**Aim**
Report how many lines hold the word "Provincia"; answer with the number alone.

**Recorded information**
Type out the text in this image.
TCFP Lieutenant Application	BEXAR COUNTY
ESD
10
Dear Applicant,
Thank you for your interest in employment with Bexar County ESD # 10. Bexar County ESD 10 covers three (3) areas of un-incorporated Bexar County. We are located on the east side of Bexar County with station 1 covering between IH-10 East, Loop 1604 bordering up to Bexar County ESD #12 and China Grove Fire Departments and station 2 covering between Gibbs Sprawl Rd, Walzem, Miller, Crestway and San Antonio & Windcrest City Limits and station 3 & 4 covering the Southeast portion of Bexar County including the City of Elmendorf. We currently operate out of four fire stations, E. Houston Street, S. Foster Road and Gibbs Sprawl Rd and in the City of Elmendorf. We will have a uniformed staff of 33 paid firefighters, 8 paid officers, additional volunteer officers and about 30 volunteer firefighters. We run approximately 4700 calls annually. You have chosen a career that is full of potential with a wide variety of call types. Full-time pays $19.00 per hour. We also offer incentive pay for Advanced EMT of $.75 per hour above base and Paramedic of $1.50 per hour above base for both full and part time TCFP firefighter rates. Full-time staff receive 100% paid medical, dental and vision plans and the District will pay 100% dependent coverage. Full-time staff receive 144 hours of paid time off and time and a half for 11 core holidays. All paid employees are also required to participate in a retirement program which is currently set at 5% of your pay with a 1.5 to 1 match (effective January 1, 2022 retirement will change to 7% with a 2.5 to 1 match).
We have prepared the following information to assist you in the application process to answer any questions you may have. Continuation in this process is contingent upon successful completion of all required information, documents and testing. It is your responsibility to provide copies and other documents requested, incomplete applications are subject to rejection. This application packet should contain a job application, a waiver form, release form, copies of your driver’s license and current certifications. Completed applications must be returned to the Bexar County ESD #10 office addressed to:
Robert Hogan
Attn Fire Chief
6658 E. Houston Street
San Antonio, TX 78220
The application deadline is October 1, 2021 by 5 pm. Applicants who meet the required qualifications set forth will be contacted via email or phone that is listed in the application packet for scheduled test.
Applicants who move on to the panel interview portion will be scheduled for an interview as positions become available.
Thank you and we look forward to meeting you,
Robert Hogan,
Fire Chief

--

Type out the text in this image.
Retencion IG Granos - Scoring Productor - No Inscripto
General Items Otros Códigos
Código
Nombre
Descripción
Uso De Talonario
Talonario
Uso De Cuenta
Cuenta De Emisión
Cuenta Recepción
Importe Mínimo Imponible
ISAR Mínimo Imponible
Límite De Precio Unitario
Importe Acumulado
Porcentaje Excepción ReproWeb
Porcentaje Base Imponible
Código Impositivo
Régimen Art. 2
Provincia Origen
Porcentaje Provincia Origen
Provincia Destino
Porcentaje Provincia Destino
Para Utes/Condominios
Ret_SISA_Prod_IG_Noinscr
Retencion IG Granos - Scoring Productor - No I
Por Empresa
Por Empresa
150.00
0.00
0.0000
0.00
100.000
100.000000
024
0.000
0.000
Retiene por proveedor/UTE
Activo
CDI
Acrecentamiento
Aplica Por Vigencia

**Exercise result**
4